» WORK INSTRUCTIONS:
Find the lines of data that contain the string "Enhanced", then list them.

----- RECORD LIST

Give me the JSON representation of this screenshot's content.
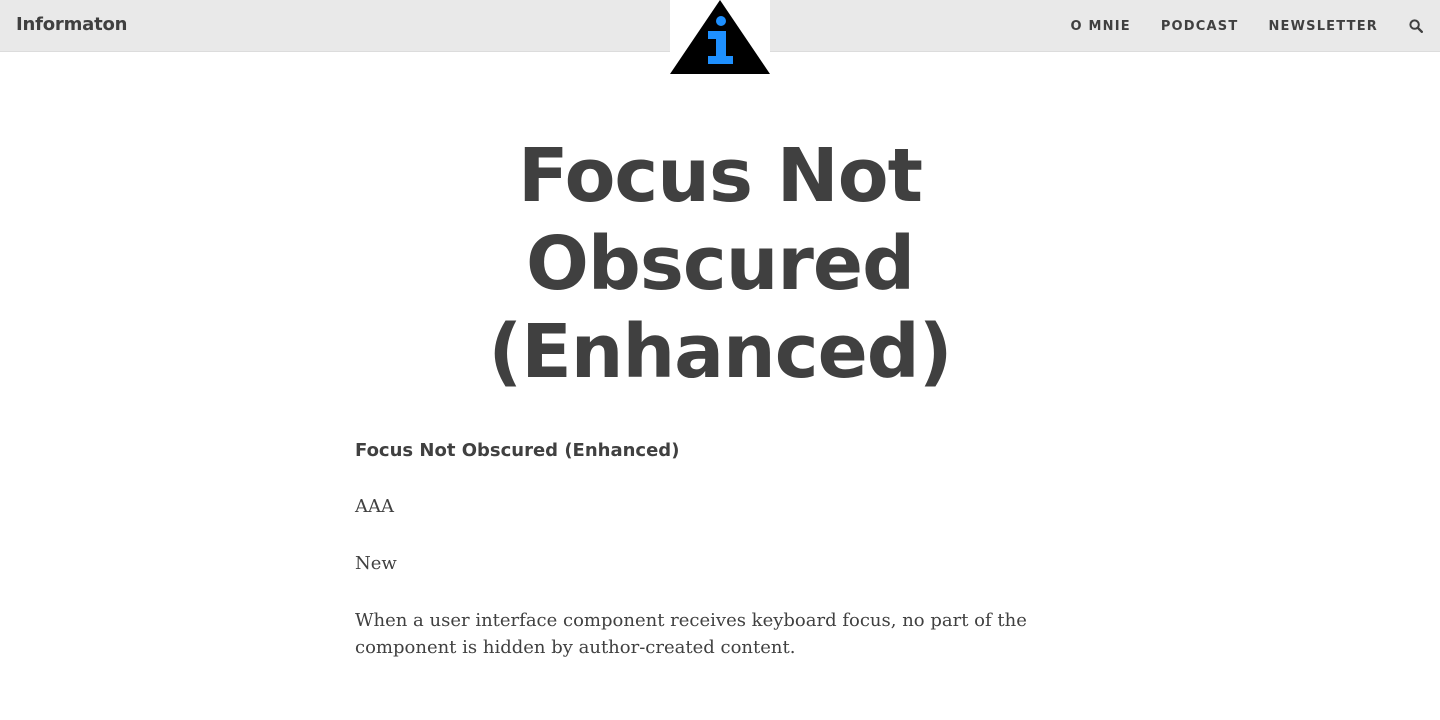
{
  "header": {
    "brand": "Informaton",
    "logo_icon": "info-triangle-icon",
    "nav": [
      {
        "label": "O MNIE"
      },
      {
        "label": "PODCAST"
      },
      {
        "label": "NEWSLETTER"
      }
    ],
    "search_icon": "search-icon"
  },
  "article": {
    "title": "Focus Not Obscured (Enhanced)",
    "heading": "Focus Not Obscured (Enhanced)",
    "level": "AAA",
    "status": "New",
    "description": "When a user interface component receives keyboard focus, no part of the component is hidden by author-created content."
  },
  "colors": {
    "header_bg": "#e9e9e9",
    "text": "#404040",
    "logo_triangle": "#000000",
    "logo_info": "#1e90ff"
  }
}
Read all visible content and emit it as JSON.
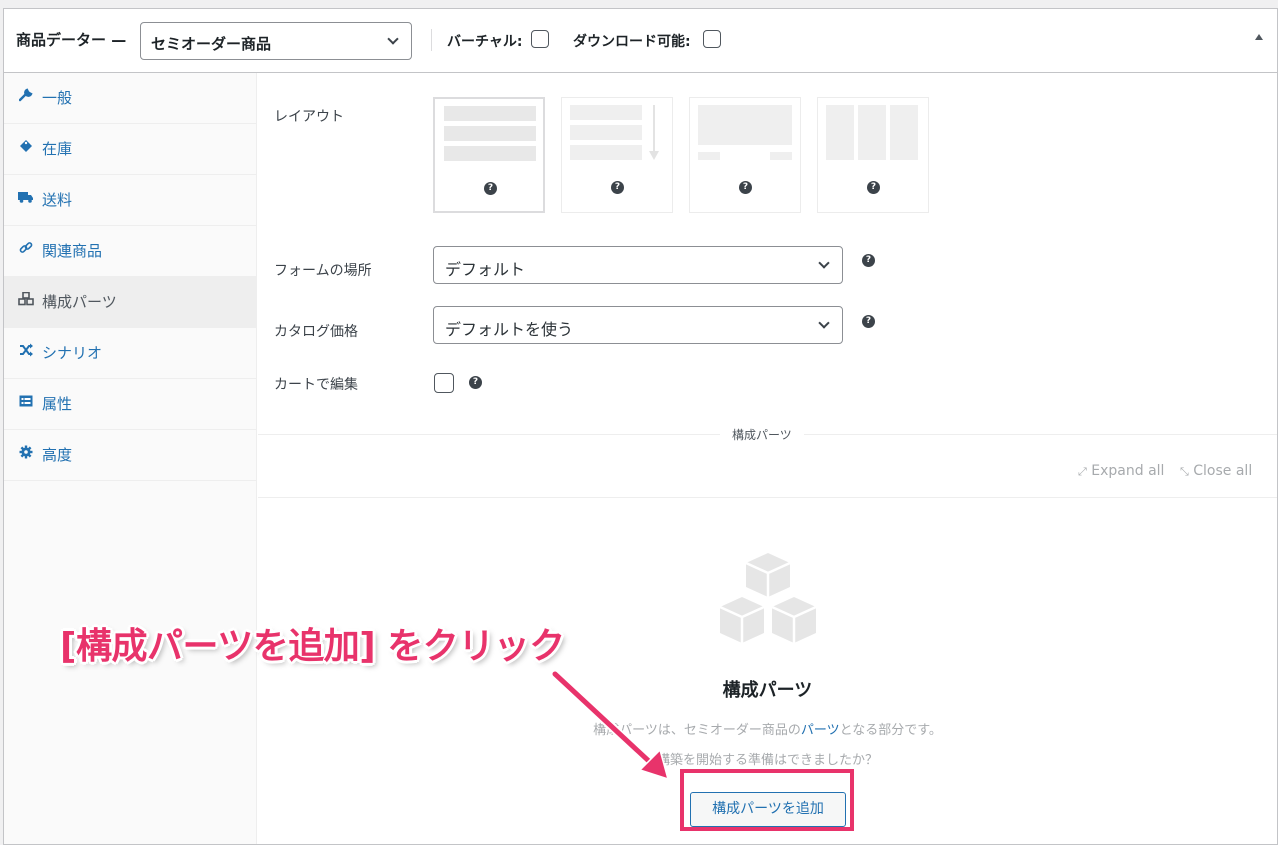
{
  "header": {
    "title": "商品データー —",
    "product_type": "セミオーダー商品",
    "virtual_label": "バーチャル:",
    "downloadable_label": "ダウンロード可能:"
  },
  "sidebar": {
    "items": [
      {
        "label": "一般",
        "icon": "wrench-icon"
      },
      {
        "label": "在庫",
        "icon": "tag-icon"
      },
      {
        "label": "送料",
        "icon": "truck-icon"
      },
      {
        "label": "関連商品",
        "icon": "link-icon"
      },
      {
        "label": "構成パーツ",
        "icon": "cubes-icon",
        "active": true
      },
      {
        "label": "シナリオ",
        "icon": "shuffle-icon"
      },
      {
        "label": "属性",
        "icon": "list-icon"
      },
      {
        "label": "高度",
        "icon": "gear-icon"
      }
    ]
  },
  "main": {
    "layout_label": "レイアウト",
    "form_location_label": "フォームの場所",
    "form_location_value": "デフォルト",
    "catalog_price_label": "カタログ価格",
    "catalog_price_value": "デフォルトを使う",
    "edit_in_cart_label": "カートで編集",
    "components_section_title": "構成パーツ",
    "expand_all": "Expand all",
    "close_all": "Close all",
    "empty_title": "構成パーツ",
    "empty_desc_1_pre": "構成パーツは、セミオーダー商品の",
    "empty_desc_1_link": "パーツ",
    "empty_desc_1_post": "となる部分です。",
    "empty_desc_2": "構築を開始する準備はできましたか？",
    "add_button": "構成パーツを追加"
  },
  "annotation": {
    "callout": "[構成パーツを追加] をクリック",
    "color": "#e8336b"
  }
}
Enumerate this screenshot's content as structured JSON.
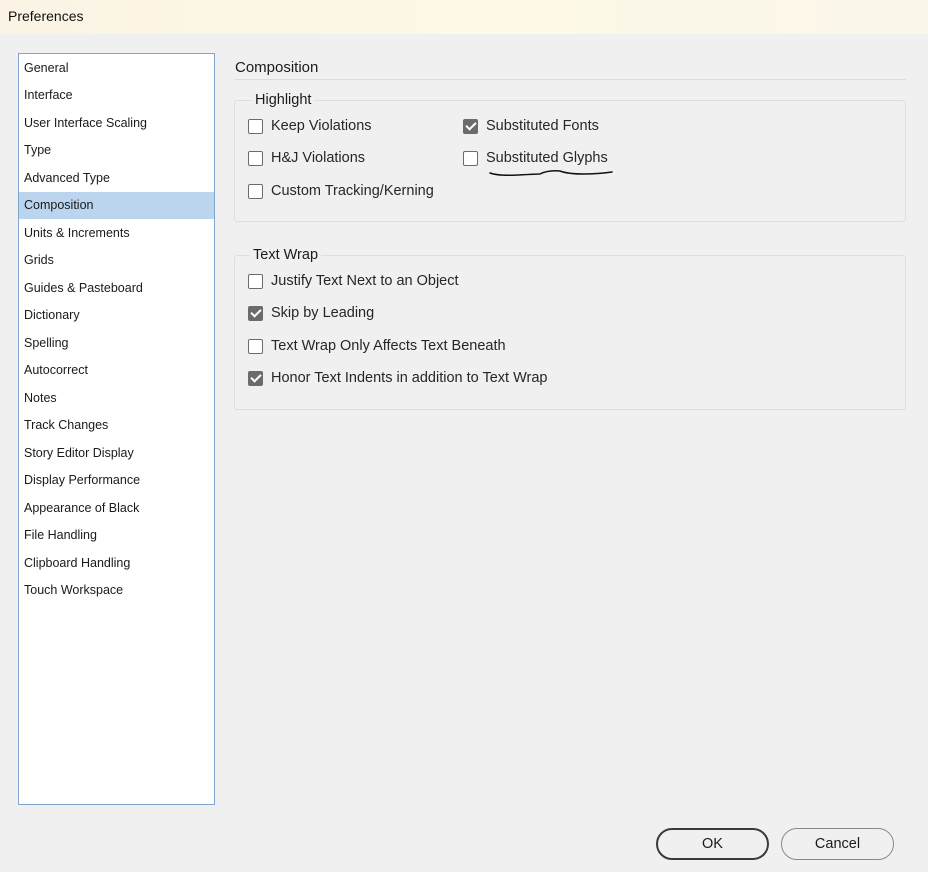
{
  "window": {
    "title": "Preferences"
  },
  "sidebar": {
    "selected": "Composition",
    "items": [
      "General",
      "Interface",
      "User Interface Scaling",
      "Type",
      "Advanced Type",
      "Composition",
      "Units & Increments",
      "Grids",
      "Guides & Pasteboard",
      "Dictionary",
      "Spelling",
      "Autocorrect",
      "Notes",
      "Track Changes",
      "Story Editor Display",
      "Display Performance",
      "Appearance of Black",
      "File Handling",
      "Clipboard Handling",
      "Touch Workspace"
    ]
  },
  "panel": {
    "title": "Composition"
  },
  "highlight": {
    "label": "Highlight",
    "keep_violations": {
      "label": "Keep Violations",
      "checked": false
    },
    "hj_violations": {
      "label": "H&J Violations",
      "checked": false
    },
    "custom_tracking": {
      "label": "Custom Tracking/Kerning",
      "checked": false
    },
    "substituted_fonts": {
      "label": "Substituted Fonts",
      "checked": true
    },
    "substituted_glyphs": {
      "label": "Substituted Glyphs",
      "checked": false
    }
  },
  "text_wrap": {
    "label": "Text Wrap",
    "justify_text": {
      "label": "Justify Text Next to an Object",
      "checked": false
    },
    "skip_by_leading": {
      "label": "Skip by Leading",
      "checked": true
    },
    "affects_beneath": {
      "label": "Text Wrap Only Affects Text Beneath",
      "checked": false
    },
    "honor_indents": {
      "label": "Honor Text Indents in addition to Text Wrap",
      "checked": true
    }
  },
  "buttons": {
    "ok": "OK",
    "cancel": "Cancel"
  },
  "colors": {
    "selection": "#bcd5ee",
    "sidebar_border": "#7fa6cf",
    "checkbox_checked": "#6b6b6b",
    "background": "#f0f0f0"
  }
}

----------

» SOLUTION TO THIS EXERCISE:
    "title": "Focus Not Obscured (Enhanced)",
    "heading": "Focus Not Obscured (Enhanced)",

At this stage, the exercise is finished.